------ DATA PROVIDED
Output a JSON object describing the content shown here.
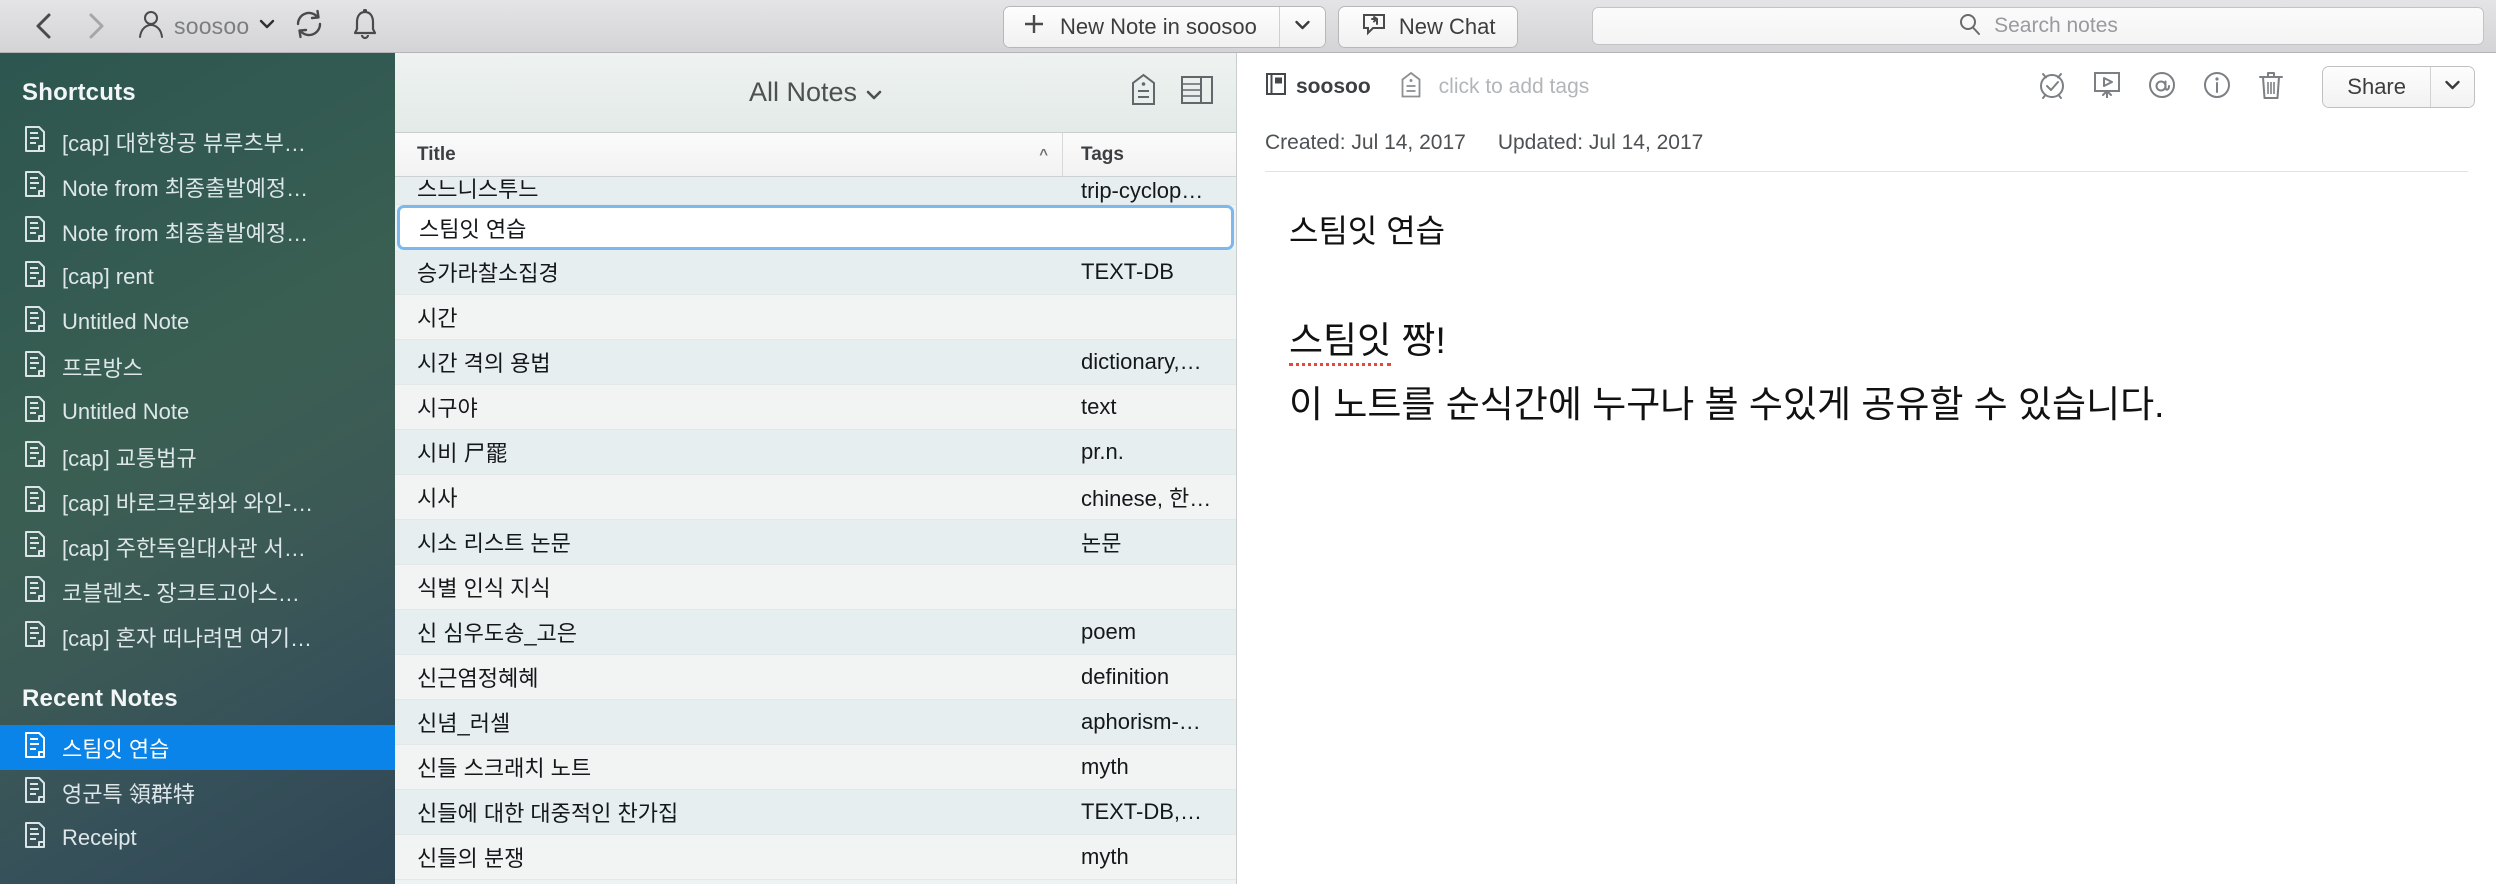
{
  "toolbar": {
    "back_icon": "chevron-left-icon",
    "forward_icon": "chevron-right-icon",
    "account_name": "soosoo",
    "account_caret": "⌄",
    "sync_icon": "sync-icon",
    "bell_icon": "bell-icon",
    "new_note_label": "New Note in soosoo",
    "new_note_plus": "+",
    "new_note_caret": "⌄",
    "new_chat_label": "New Chat",
    "search_placeholder": "Search notes"
  },
  "sidebar": {
    "shortcuts_header": "Shortcuts",
    "shortcuts": [
      {
        "label": "[cap] 대한항공 뷰루츠부…"
      },
      {
        "label": "Note from 최종출발예정…"
      },
      {
        "label": "Note from 최종출발예정…"
      },
      {
        "label": "[cap] rent"
      },
      {
        "label": "Untitled Note"
      },
      {
        "label": "프로방스"
      },
      {
        "label": "Untitled Note"
      },
      {
        "label": "[cap] 교통법규"
      },
      {
        "label": "[cap] 바로크문화와 와인-…"
      },
      {
        "label": "[cap] 주한독일대사관 서…"
      },
      {
        "label": "코블렌츠- 장크트고아스…"
      },
      {
        "label": "[cap] 혼자 떠나려면 여기…"
      }
    ],
    "recent_header": "Recent Notes",
    "recent": [
      {
        "label": "스팀잇 연습",
        "selected": true
      },
      {
        "label": "영군특 領群特",
        "selected": false
      },
      {
        "label": "Receipt",
        "selected": false
      }
    ],
    "selection_color": "#0a84e8"
  },
  "note_list": {
    "title": "All Notes",
    "title_caret": "⌄",
    "tag_icon": "tag-icon",
    "layout_icon": "list-layout-icon",
    "columns": {
      "title": "Title",
      "tags": "Tags"
    },
    "sort_caret": "^",
    "rows": [
      {
        "title": "스느니스투느",
        "tags": "trip-cyclop…",
        "clipped": true,
        "selected": false
      },
      {
        "title": "스팀잇 연습",
        "tags": "",
        "clipped": false,
        "selected": true
      },
      {
        "title": "승가라찰소집경",
        "tags": "TEXT-DB",
        "clipped": false,
        "selected": false
      },
      {
        "title": "시간",
        "tags": "",
        "clipped": false,
        "selected": false
      },
      {
        "title": "시간 격의 용법",
        "tags": "dictionary,…",
        "clipped": false,
        "selected": false
      },
      {
        "title": "시구야",
        "tags": "text",
        "clipped": false,
        "selected": false
      },
      {
        "title": "시비 尸罷",
        "tags": "pr.n.",
        "clipped": false,
        "selected": false
      },
      {
        "title": "시사",
        "tags": "chinese, 한…",
        "clipped": false,
        "selected": false
      },
      {
        "title": "시소 리스트 논문",
        "tags": "논문",
        "clipped": false,
        "selected": false
      },
      {
        "title": "식별 인식 지식",
        "tags": "",
        "clipped": false,
        "selected": false
      },
      {
        "title": "신 심우도송_고은",
        "tags": "poem",
        "clipped": false,
        "selected": false
      },
      {
        "title": "신근염정혜혜",
        "tags": "definition",
        "clipped": false,
        "selected": false
      },
      {
        "title": "신념_러셀",
        "tags": "aphorism-…",
        "clipped": false,
        "selected": false
      },
      {
        "title": "신들 스크래치 노트",
        "tags": "myth",
        "clipped": false,
        "selected": false
      },
      {
        "title": "신들에 대한 대중적인 찬가집",
        "tags": "TEXT-DB,…",
        "clipped": false,
        "selected": false
      },
      {
        "title": "신들의 분쟁",
        "tags": "myth",
        "clipped": false,
        "selected": false
      }
    ]
  },
  "editor": {
    "notebook": "soosoo",
    "notebook_icon": "notebook-icon",
    "tag_icon": "tag-icon",
    "tag_placeholder": "click to add tags",
    "icons": {
      "reminder": "alarm-check-icon",
      "present": "presentation-icon",
      "annotate": "at-circle-icon",
      "info": "info-circle-icon",
      "delete": "trash-icon"
    },
    "share_label": "Share",
    "share_caret": "⌄",
    "created_label": "Created:",
    "created_value": "Jul 14, 2017",
    "updated_label": "Updated:",
    "updated_value": "Jul 14, 2017",
    "note_title": "스팀잇 연습",
    "heading_spell": "스팀잇",
    "heading_rest": " 짱!",
    "paragraph": "이 노트를 순식간에 누구나 볼 수있게 공유할 수 있습니다."
  }
}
------------
**EXERCISE BRIEF:** Quote the full listing above word for word; exclude every picture from the copy.

**THE RESULT:**
Output a JSON object describing the content shown here.
{
  "toolbar": {
    "back_icon": "chevron-left-icon",
    "forward_icon": "chevron-right-icon",
    "account_name": "soosoo",
    "account_caret": "⌄",
    "sync_icon": "sync-icon",
    "bell_icon": "bell-icon",
    "new_note_label": "New Note in soosoo",
    "new_note_plus": "+",
    "new_note_caret": "⌄",
    "new_chat_label": "New Chat",
    "search_placeholder": "Search notes"
  },
  "sidebar": {
    "shortcuts_header": "Shortcuts",
    "shortcuts": [
      {
        "label": "[cap] 대한항공 뷰루츠부…"
      },
      {
        "label": "Note from 최종출발예정…"
      },
      {
        "label": "Note from 최종출발예정…"
      },
      {
        "label": "[cap] rent"
      },
      {
        "label": "Untitled Note"
      },
      {
        "label": "프로방스"
      },
      {
        "label": "Untitled Note"
      },
      {
        "label": "[cap] 교통법규"
      },
      {
        "label": "[cap] 바로크문화와 와인-…"
      },
      {
        "label": "[cap] 주한독일대사관 서…"
      },
      {
        "label": "코블렌츠- 장크트고아스…"
      },
      {
        "label": "[cap] 혼자 떠나려면 여기…"
      }
    ],
    "recent_header": "Recent Notes",
    "recent": [
      {
        "label": "스팀잇 연습",
        "selected": true
      },
      {
        "label": "영군특 領群特",
        "selected": false
      },
      {
        "label": "Receipt",
        "selected": false
      }
    ],
    "selection_color": "#0a84e8"
  },
  "note_list": {
    "title": "All Notes",
    "title_caret": "⌄",
    "tag_icon": "tag-icon",
    "layout_icon": "list-layout-icon",
    "columns": {
      "title": "Title",
      "tags": "Tags"
    },
    "sort_caret": "^",
    "rows": [
      {
        "title": "스느니스투느",
        "tags": "trip-cyclop…",
        "clipped": true,
        "selected": false
      },
      {
        "title": "스팀잇 연습",
        "tags": "",
        "clipped": false,
        "selected": true
      },
      {
        "title": "승가라찰소집경",
        "tags": "TEXT-DB",
        "clipped": false,
        "selected": false
      },
      {
        "title": "시간",
        "tags": "",
        "clipped": false,
        "selected": false
      },
      {
        "title": "시간 격의 용법",
        "tags": "dictionary,…",
        "clipped": false,
        "selected": false
      },
      {
        "title": "시구야",
        "tags": "text",
        "clipped": false,
        "selected": false
      },
      {
        "title": "시비 尸罷",
        "tags": "pr.n.",
        "clipped": false,
        "selected": false
      },
      {
        "title": "시사",
        "tags": "chinese, 한…",
        "clipped": false,
        "selected": false
      },
      {
        "title": "시소 리스트 논문",
        "tags": "논문",
        "clipped": false,
        "selected": false
      },
      {
        "title": "식별 인식 지식",
        "tags": "",
        "clipped": false,
        "selected": false
      },
      {
        "title": "신 심우도송_고은",
        "tags": "poem",
        "clipped": false,
        "selected": false
      },
      {
        "title": "신근염정혜혜",
        "tags": "definition",
        "clipped": false,
        "selected": false
      },
      {
        "title": "신념_러셀",
        "tags": "aphorism-…",
        "clipped": false,
        "selected": false
      },
      {
        "title": "신들 스크래치 노트",
        "tags": "myth",
        "clipped": false,
        "selected": false
      },
      {
        "title": "신들에 대한 대중적인 찬가집",
        "tags": "TEXT-DB,…",
        "clipped": false,
        "selected": false
      },
      {
        "title": "신들의 분쟁",
        "tags": "myth",
        "clipped": false,
        "selected": false
      }
    ]
  },
  "editor": {
    "notebook": "soosoo",
    "notebook_icon": "notebook-icon",
    "tag_icon": "tag-icon",
    "tag_placeholder": "click to add tags",
    "icons": {
      "reminder": "alarm-check-icon",
      "present": "presentation-icon",
      "annotate": "at-circle-icon",
      "info": "info-circle-icon",
      "delete": "trash-icon"
    },
    "share_label": "Share",
    "share_caret": "⌄",
    "created_label": "Created:",
    "created_value": "Jul 14, 2017",
    "updated_label": "Updated:",
    "updated_value": "Jul 14, 2017",
    "note_title": "스팀잇 연습",
    "heading_spell": "스팀잇",
    "heading_rest": " 짱!",
    "paragraph": "이 노트를 순식간에 누구나 볼 수있게 공유할 수 있습니다."
  }
}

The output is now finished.